### BRIEF
Set down, in full, every record in the block.

═════ INFORMATION SHOWN

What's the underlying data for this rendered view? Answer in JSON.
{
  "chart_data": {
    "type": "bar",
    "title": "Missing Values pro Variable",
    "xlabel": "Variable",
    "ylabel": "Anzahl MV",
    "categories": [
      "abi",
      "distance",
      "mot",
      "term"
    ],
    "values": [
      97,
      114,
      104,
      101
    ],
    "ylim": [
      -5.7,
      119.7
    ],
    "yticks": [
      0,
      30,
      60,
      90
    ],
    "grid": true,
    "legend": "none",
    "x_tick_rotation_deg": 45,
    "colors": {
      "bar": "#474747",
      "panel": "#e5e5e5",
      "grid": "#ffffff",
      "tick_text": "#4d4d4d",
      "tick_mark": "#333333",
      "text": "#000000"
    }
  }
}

══════════

### CORRECT OUTPUT
What's the underlying data for this rendered view? Answer in JSON.
{
  "chart_data": {
    "type": "bar",
    "title": "Missing Values pro Variable",
    "xlabel": "Variable",
    "ylabel": "Anzahl MV",
    "categories": [
      "abi",
      "distance",
      "mot",
      "term"
    ],
    "values": [
      97,
      114,
      104,
      101
    ],
    "ylim": [
      -5.7,
      119.7
    ],
    "yticks": [
      0,
      30,
      60,
      90
    ],
    "grid": true,
    "legend": "none",
    "x_tick_rotation_deg": 45,
    "colors": {
      "bar": "#474747",
      "panel": "#e5e5e5",
      "grid": "#ffffff",
      "tick_text": "#4d4d4d",
      "tick_mark": "#333333",
      "text": "#000000"
    }
  }
}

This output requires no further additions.